Whenever a line below holds the word "name", copy that line.
================
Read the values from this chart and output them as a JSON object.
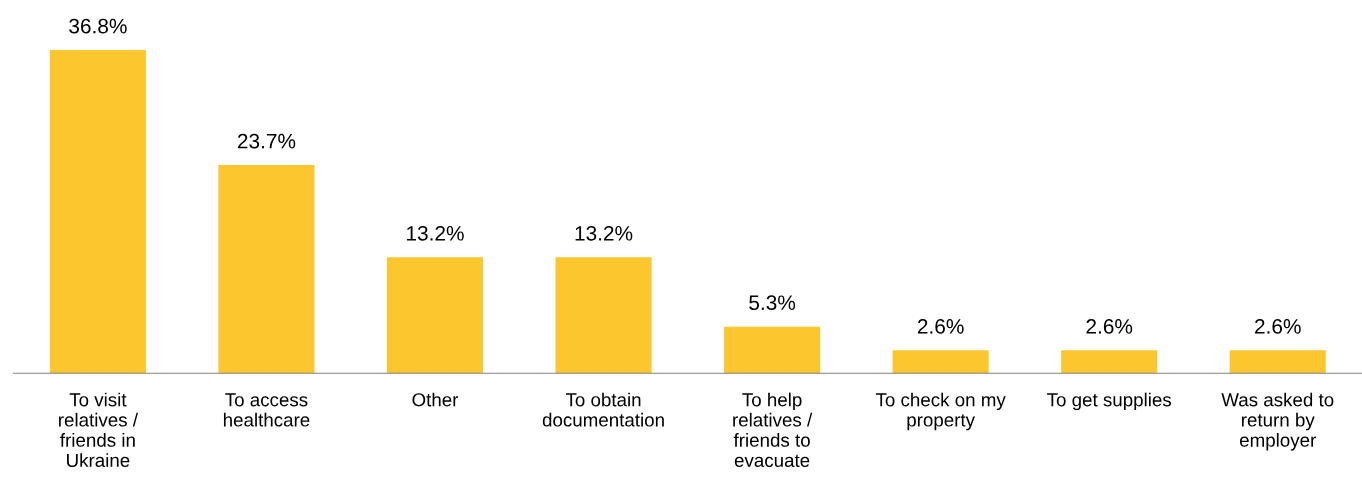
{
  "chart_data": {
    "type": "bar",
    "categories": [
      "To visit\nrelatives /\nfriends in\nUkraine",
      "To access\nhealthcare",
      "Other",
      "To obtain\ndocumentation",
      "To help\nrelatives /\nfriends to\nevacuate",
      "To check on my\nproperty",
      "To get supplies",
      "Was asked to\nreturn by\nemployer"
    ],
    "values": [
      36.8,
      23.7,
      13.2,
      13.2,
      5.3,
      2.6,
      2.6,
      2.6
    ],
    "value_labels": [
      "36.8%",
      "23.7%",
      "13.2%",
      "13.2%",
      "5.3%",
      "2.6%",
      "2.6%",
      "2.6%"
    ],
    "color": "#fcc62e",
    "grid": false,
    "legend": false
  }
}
================
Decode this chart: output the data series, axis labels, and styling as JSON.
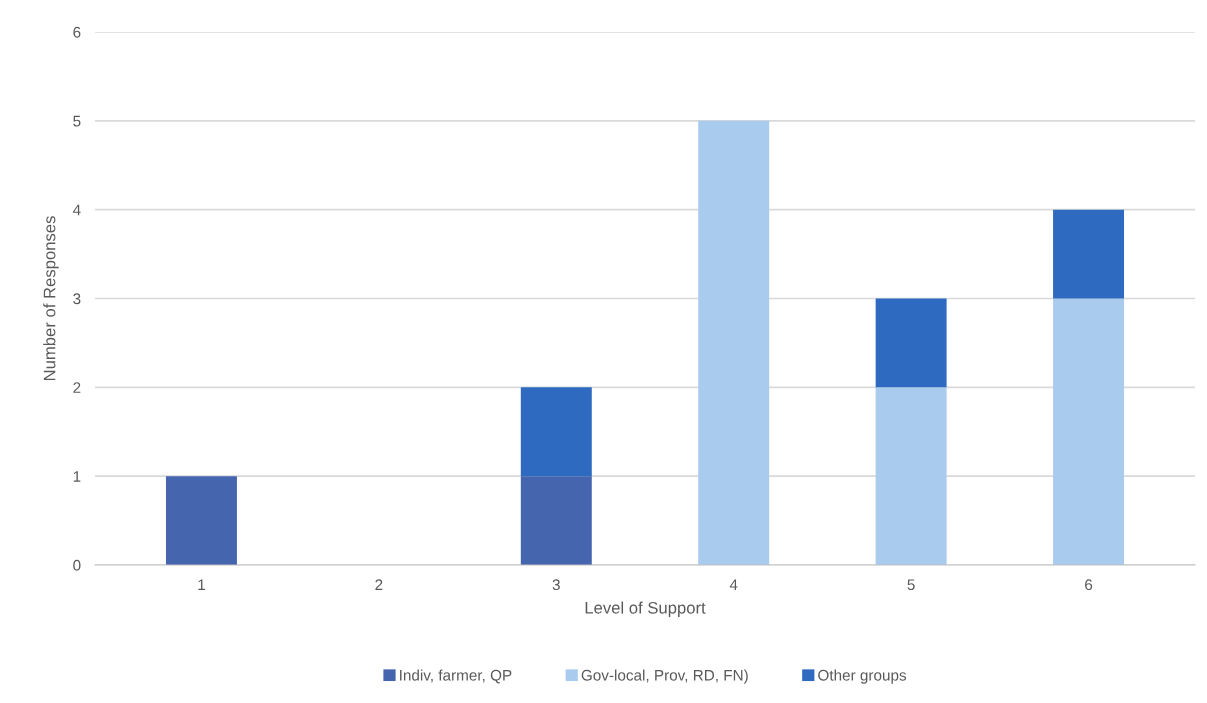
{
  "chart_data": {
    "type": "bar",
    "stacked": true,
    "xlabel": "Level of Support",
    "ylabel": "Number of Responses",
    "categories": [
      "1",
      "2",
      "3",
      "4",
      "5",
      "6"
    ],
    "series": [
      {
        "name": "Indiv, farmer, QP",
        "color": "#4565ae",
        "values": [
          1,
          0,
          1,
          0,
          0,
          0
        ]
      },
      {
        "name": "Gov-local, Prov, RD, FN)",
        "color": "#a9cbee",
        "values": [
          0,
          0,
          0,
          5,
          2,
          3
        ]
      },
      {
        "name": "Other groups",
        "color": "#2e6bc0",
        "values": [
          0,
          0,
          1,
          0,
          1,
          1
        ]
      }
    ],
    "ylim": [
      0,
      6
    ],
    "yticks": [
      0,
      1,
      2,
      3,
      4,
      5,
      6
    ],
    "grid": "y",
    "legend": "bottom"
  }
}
================
_Correct response_
        "name": "Indiv, farmer, QP",
        "name": "Gov-local, Prov, RD, FN)",
        "name": "Other groups",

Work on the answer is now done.